■ Texto escolhido:
......
Quando as mudanças são feitas na superfície, imitando estruturas e práticas bem-sucedidas em outros contextos, sem compreender os fundamentos subjacentes que fazem essas estruturas funcionarem. Ou mesmo quando não se compreende como uma mudança específica interage com outras partes da organização, correndo o risco de propor soluções ineficazes ou antipadrões. Um possível remédio para evitar esse fator é fazer o uso de ciclos curtos de experimentação, além de estudar mais os conceitos de padrões e antipadrões no design organizacional. Temos também uma outra abordagem que ensinamos do curso Culture Hacking que ajuda a diminuir essa ingenuidade que chamamos de “forças narrativas”.

Exemplo: Uma empresa familiar do ramo de telecomunicações após observar o sucesso da concorrência em criar uma cultura de inovação, decide criar uma “Sala de Inovação”, repleta de mobiliário moderno, quadros brancos e aparelhos tecnológicos. As pessoas até recebem treinamento em design thinking e processos de inovação, no entanto, não são feitas mudanças nas políticas da empresa, estruturas de times ou incentivos. A sala fica subutilizada pois os funcionários não vêem vantagens em utilizá-la. Os diretores dizem que falta o mindset adequado para que uma “cultura de inovação” prospere. 

Para inglês ver ou “Eisenbahnscheinbewegung”

Muitas propostas são “mudança de fachada”, ou seja, realizada apenas para dar a impressão de progresso, sem qualquer intenção genuína de implementar mudanças reais.

Os alemães que criam palavras unindo outras, tem um termo que illustra isso bem, o  “Eisenbahnscheinbewegung” que se traduz literalmente como “movimento ilusório de trem” e encapsula a ideia de se sentir como se estivesse se movendo quando, na realidade, está parado. Não espero que você lembre desse palavrão, mas só na cena do trem parado na estação enquanto outros vagões ao lado se movem e geram a sensação de movimento.

Quando percebemos que fomos enganados, ficamos furiosos e perdemos a capacidade de acreditar em propostas futuras, mesmo que legítimas. 

Exemplo: Uma empresa metalúrgica, tentando acompanhar as tendências modernas de sustentabilidade, anuncia um grande plano para se tornar “verde”. Eles reformam a recepção com plantas, instalando luzes de baixo consumo e colocam cartazes sobre reciclagem por todo o escritório. No entanto, atrás das cenas, a empresa não faz mudanças significativas em suas práticas insustentáveis. Os funcionários, percebendo a incongruência entre a imagem projetada e a realidade, sentem-se desiludidos e céticos sobre mudanças futuras.
......
■ Trabalho pedido:
A. Copie, do texto sobre mudanças nas empresas, tudo o que vai de "Para inglês ver" até "mesmo que legítimas.".
B. No texto sobre mudanças nas empresas, quais coisas enchem a "Sala de Inovação" da empresa de telecomunicações?
Os dados a seguir vêm de outra fonte.

■ Material coletado:
......
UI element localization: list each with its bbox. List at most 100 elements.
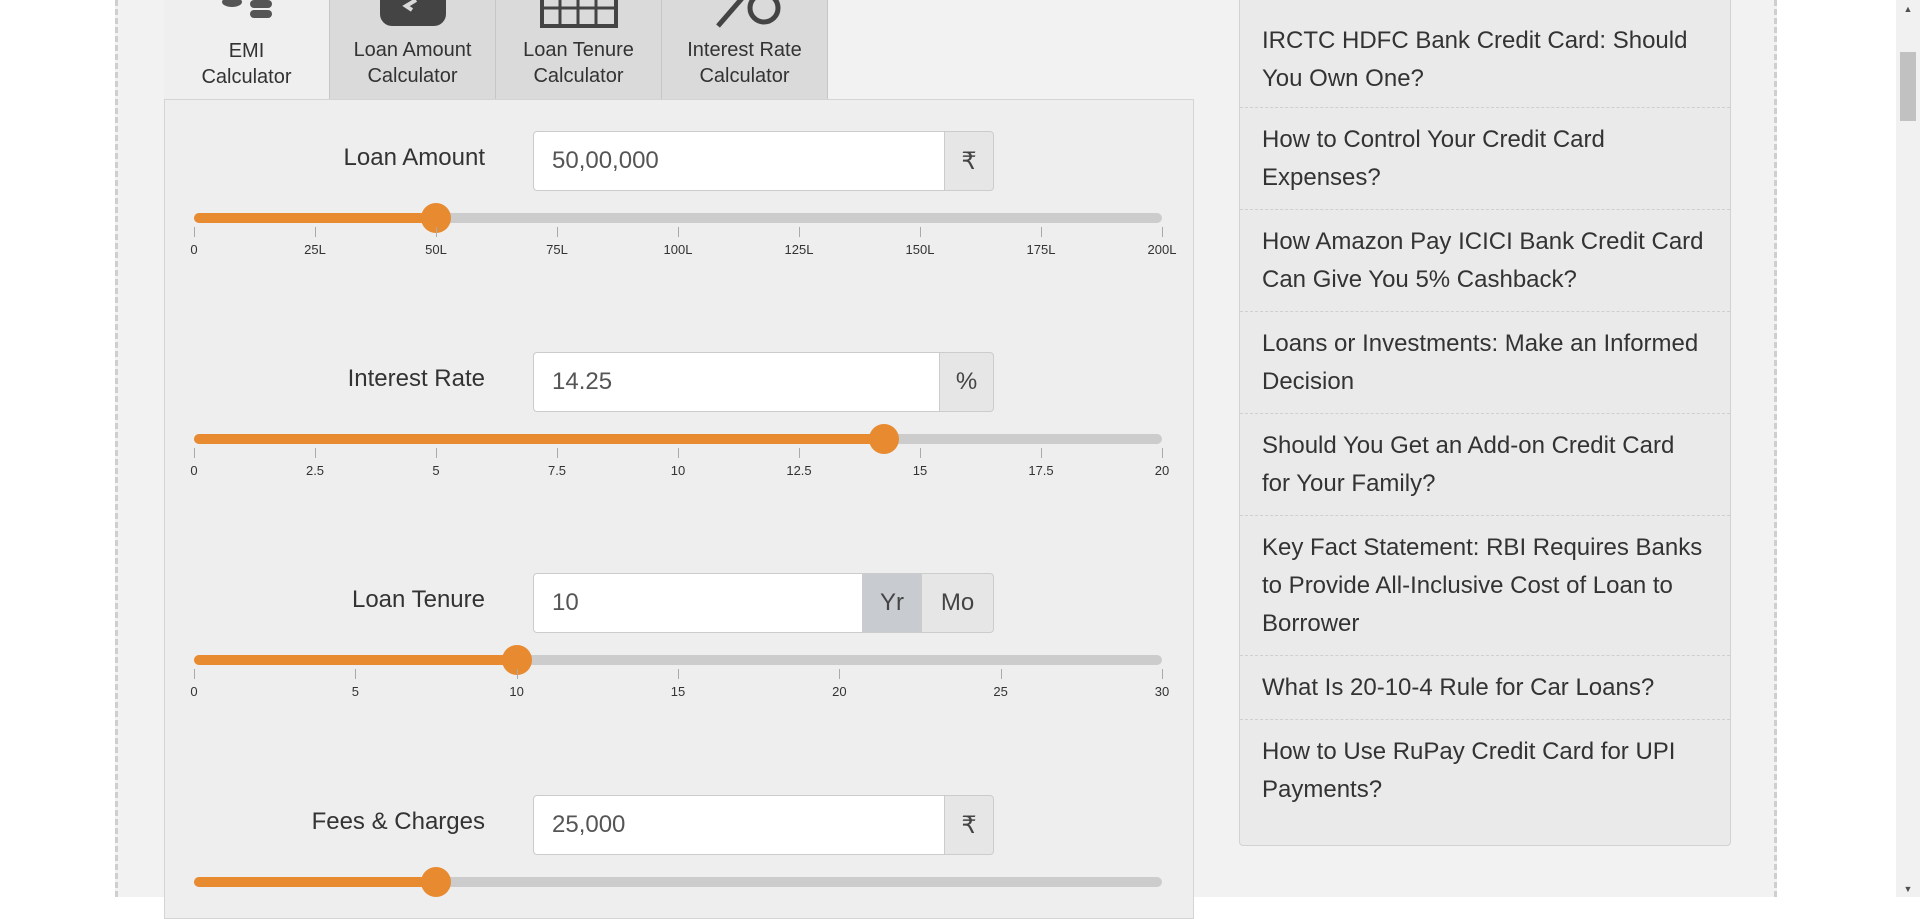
......
■ Respostas dadas:
A.
Para inglês ver ou “Eisenbahnscheinbewegung”

Muitas propostas são “mudança de fachada”, ou seja, realizada apenas para dar a impressão de progresso, sem qualquer intenção genuína de implementar mudanças reais.

Os alemães que criam palavras unindo outras, tem um termo que illustra isso bem, o  “Eisenbahnscheinbewegung” que se traduz literalmente como “movimento ilusório de trem” e encapsula a ideia de se sentir como se estivesse se movendo quando, na realidade, está parado. Não espero que você lembre desse palavrão, mas só na cena do trem parado na estação enquanto outros vagões ao lado se movem e geram a sensação de movimento.

Quando percebemos que fomos enganados, ficamos furiosos e perdemos a capacidade de acreditar em propostas futuras, mesmo que legítimas.

B. Mobiliário moderno, quadros brancos e aparelhos tecnológicos.